WORK ITEM:
According to the news report on Reynaldo Bignone's trial, where did the alleged crimes occur?

EXTRACT:
☆ ☆ ☆ ☆ ☆ ☆ ☆

Former Gen. Reynaldo Benito Bignone, who ruled Argentina from June 1982 until the nation's return to democracy in December 1983, is accused of torturing 56 people and depriving them of their liberty, as well as committing illegal searches, federal court papers say.

Justice Minister Julio Alak and human rights leaders attended Monday's hearing in Argentina's capital, Buenos Aires, the government-run Telam news agency said.

"This is one of the most-anticipated trials by the community and by human rights organizations because of the magnitude of the crimes that were committed there," Alak is quoted as saying.

Also facing the same charges are former intelligence chief Fernando Ezequiel Verplaetsen and ex-military officials Santiago Omar Riveros, Eugenio Guanabens Perello, Carlos Alberto Tepedino and German A. Montenegro.

Another defendant, Eduardo Alfredo Esposito, was deemed at the last minute "not have sufficient mental faculties" to stand trial, the Telam news outlet said. The court recommended that Esposito be re-evaluated in six months.

The alleged crimes occurred at the secret Campo de Mayo torture center in Buenos Aires, court papers say. Campo de Mayo was the main torture center during the 1976-83 right-wing dictatorship. Few who were taken there walked out alive.

Up to 30,000 students, labor leaders, intellectuals and leftists who ran afoul of the dictatorship because of their political views disappeared or were held in secret jails and torture centers during the eight-year "Dirty War."

☆ ☆ ☆ ☆ ☆ ☆ ☆

(Saved data entries)
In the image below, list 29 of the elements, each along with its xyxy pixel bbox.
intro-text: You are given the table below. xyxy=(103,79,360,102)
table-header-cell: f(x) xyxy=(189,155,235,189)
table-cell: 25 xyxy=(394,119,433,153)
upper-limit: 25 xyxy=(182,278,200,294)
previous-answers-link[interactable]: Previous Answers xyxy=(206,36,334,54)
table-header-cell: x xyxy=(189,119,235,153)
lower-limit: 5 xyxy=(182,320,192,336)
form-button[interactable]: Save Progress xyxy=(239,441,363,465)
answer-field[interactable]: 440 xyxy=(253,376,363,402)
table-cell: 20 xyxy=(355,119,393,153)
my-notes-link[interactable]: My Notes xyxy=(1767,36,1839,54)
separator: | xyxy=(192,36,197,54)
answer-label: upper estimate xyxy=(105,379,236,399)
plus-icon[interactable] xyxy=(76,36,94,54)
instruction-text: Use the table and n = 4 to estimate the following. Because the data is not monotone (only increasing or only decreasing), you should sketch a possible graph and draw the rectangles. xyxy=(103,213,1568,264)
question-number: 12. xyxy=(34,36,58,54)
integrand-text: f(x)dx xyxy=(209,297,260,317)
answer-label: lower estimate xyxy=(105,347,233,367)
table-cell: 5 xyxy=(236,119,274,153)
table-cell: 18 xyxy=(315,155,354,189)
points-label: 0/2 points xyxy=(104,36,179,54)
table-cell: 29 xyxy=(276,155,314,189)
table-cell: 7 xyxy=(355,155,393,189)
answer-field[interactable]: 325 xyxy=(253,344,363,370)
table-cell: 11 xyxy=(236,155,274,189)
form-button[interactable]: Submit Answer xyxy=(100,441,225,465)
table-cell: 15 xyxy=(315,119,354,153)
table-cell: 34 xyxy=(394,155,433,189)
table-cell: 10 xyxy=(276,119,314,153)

☆ ☆ ☆ ☆ ☆ ☆ ☆

EXERCISE RESPONSE:
At the secret Campo de Mayo torture center in Buenos Aires.